Figure record listings:

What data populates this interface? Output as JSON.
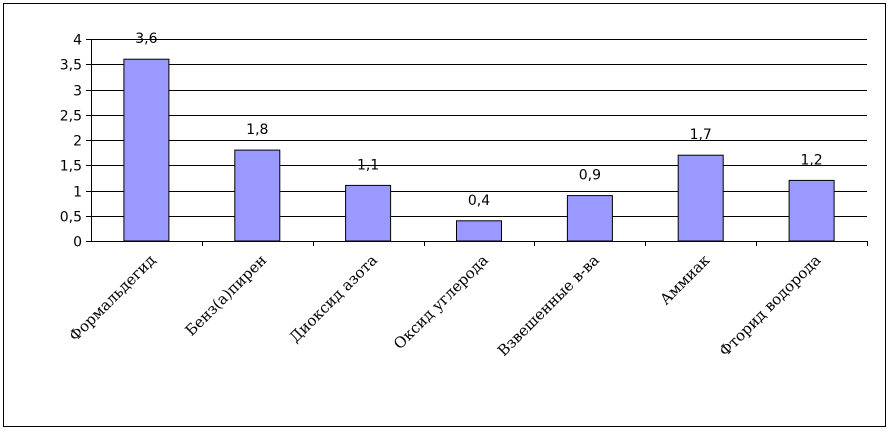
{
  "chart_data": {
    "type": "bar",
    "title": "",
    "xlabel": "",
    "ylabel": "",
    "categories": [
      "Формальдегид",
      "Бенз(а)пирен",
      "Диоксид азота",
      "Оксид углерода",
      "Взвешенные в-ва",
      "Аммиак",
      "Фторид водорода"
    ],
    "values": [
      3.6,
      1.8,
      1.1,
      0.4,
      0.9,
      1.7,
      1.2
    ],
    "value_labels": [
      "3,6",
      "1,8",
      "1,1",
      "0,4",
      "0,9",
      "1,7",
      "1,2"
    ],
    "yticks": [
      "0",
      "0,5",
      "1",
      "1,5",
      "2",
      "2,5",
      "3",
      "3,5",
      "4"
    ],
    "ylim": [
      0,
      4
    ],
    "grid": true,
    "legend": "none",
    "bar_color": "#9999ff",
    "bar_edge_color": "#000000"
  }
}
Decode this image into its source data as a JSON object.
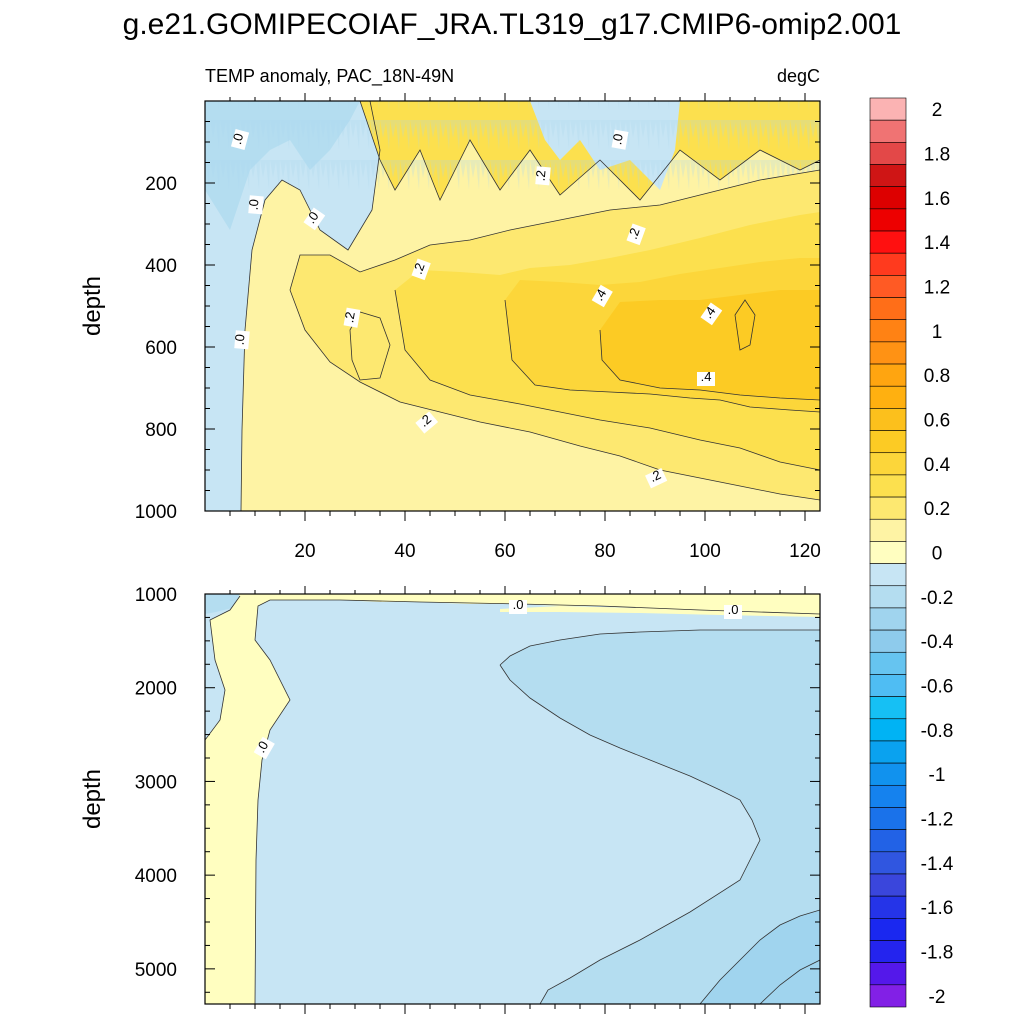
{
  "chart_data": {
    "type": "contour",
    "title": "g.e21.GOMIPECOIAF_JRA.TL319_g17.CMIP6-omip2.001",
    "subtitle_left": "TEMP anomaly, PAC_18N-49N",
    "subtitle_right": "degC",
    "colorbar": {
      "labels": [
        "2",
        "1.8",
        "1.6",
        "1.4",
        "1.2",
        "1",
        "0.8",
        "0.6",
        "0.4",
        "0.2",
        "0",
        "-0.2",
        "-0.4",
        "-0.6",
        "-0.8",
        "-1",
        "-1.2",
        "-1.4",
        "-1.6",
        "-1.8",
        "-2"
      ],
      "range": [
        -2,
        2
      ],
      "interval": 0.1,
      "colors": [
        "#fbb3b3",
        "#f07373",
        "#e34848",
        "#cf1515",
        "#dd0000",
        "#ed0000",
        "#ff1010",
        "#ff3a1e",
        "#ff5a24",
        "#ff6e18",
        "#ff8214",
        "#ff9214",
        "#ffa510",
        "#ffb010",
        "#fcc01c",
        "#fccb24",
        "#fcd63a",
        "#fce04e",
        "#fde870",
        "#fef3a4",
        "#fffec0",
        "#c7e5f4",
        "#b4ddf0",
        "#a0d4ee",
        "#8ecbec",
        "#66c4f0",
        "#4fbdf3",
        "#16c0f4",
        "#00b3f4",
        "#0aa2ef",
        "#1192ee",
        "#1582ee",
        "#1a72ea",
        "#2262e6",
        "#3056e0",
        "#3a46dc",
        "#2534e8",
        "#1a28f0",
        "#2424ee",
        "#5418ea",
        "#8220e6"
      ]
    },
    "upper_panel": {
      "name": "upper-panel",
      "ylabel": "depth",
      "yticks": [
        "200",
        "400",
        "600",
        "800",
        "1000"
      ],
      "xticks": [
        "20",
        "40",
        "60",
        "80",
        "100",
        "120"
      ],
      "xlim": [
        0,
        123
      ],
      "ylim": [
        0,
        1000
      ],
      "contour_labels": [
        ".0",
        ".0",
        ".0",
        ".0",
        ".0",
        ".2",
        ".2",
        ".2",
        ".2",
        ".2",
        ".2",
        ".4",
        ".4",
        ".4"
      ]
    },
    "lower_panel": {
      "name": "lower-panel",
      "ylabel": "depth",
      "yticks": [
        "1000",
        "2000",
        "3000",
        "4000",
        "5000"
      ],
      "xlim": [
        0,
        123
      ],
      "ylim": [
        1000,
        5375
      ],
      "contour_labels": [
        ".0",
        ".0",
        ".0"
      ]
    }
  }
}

== Exercise details ==
Transcribe each line above verbatim, with the pictures left out.

== Complete answer ==
What data populates this interface? Output as JSON.
{
  "chart_data": {
    "type": "bar",
    "title": "",
    "xlabel": "",
    "ylabel": "",
    "categories": [
      "Формальдегид",
      "Бенз(а)пирен",
      "Диоксид азота",
      "Оксид углерода",
      "Взвешенные в-ва",
      "Аммиак",
      "Фторид водорода"
    ],
    "values": [
      3.6,
      1.8,
      1.1,
      0.4,
      0.9,
      1.7,
      1.2
    ],
    "value_labels": [
      "3,6",
      "1,8",
      "1,1",
      "0,4",
      "0,9",
      "1,7",
      "1,2"
    ],
    "yticks": [
      "0",
      "0,5",
      "1",
      "1,5",
      "2",
      "2,5",
      "3",
      "3,5",
      "4"
    ],
    "ylim": [
      0,
      4
    ],
    "grid": true,
    "legend": "none",
    "bar_color": "#9999ff",
    "bar_edge_color": "#000000"
  }
}
Decode this image into its source data as a JSON object.
{
  "chart_data": {
    "type": "contour",
    "title": "g.e21.GOMIPECOIAF_JRA.TL319_g17.CMIP6-omip2.001",
    "subtitle_left": "TEMP anomaly, PAC_18N-49N",
    "subtitle_right": "degC",
    "colorbar": {
      "labels": [
        "2",
        "1.8",
        "1.6",
        "1.4",
        "1.2",
        "1",
        "0.8",
        "0.6",
        "0.4",
        "0.2",
        "0",
        "-0.2",
        "-0.4",
        "-0.6",
        "-0.8",
        "-1",
        "-1.2",
        "-1.4",
        "-1.6",
        "-1.8",
        "-2"
      ],
      "range": [
        -2,
        2
      ],
      "interval": 0.1,
      "colors": [
        "#fbb3b3",
        "#f07373",
        "#e34848",
        "#cf1515",
        "#dd0000",
        "#ed0000",
        "#ff1010",
        "#ff3a1e",
        "#ff5a24",
        "#ff6e18",
        "#ff8214",
        "#ff9214",
        "#ffa510",
        "#ffb010",
        "#fcc01c",
        "#fccb24",
        "#fcd63a",
        "#fce04e",
        "#fde870",
        "#fef3a4",
        "#fffec0",
        "#c7e5f4",
        "#b4ddf0",
        "#a0d4ee",
        "#8ecbec",
        "#66c4f0",
        "#4fbdf3",
        "#16c0f4",
        "#00b3f4",
        "#0aa2ef",
        "#1192ee",
        "#1582ee",
        "#1a72ea",
        "#2262e6",
        "#3056e0",
        "#3a46dc",
        "#2534e8",
        "#1a28f0",
        "#2424ee",
        "#5418ea",
        "#8220e6"
      ]
    },
    "upper_panel": {
      "name": "upper-panel",
      "ylabel": "depth",
      "yticks": [
        "200",
        "400",
        "600",
        "800",
        "1000"
      ],
      "xticks": [
        "20",
        "40",
        "60",
        "80",
        "100",
        "120"
      ],
      "xlim": [
        0,
        123
      ],
      "ylim": [
        0,
        1000
      ],
      "contour_labels": [
        ".0",
        ".0",
        ".0",
        ".0",
        ".0",
        ".2",
        ".2",
        ".2",
        ".2",
        ".2",
        ".2",
        ".4",
        ".4",
        ".4"
      ]
    },
    "lower_panel": {
      "name": "lower-panel",
      "ylabel": "depth",
      "yticks": [
        "1000",
        "2000",
        "3000",
        "4000",
        "5000"
      ],
      "xlim": [
        0,
        123
      ],
      "ylim": [
        1000,
        5375
      ],
      "contour_labels": [
        ".0",
        ".0",
        ".0"
      ]
    }
  }
}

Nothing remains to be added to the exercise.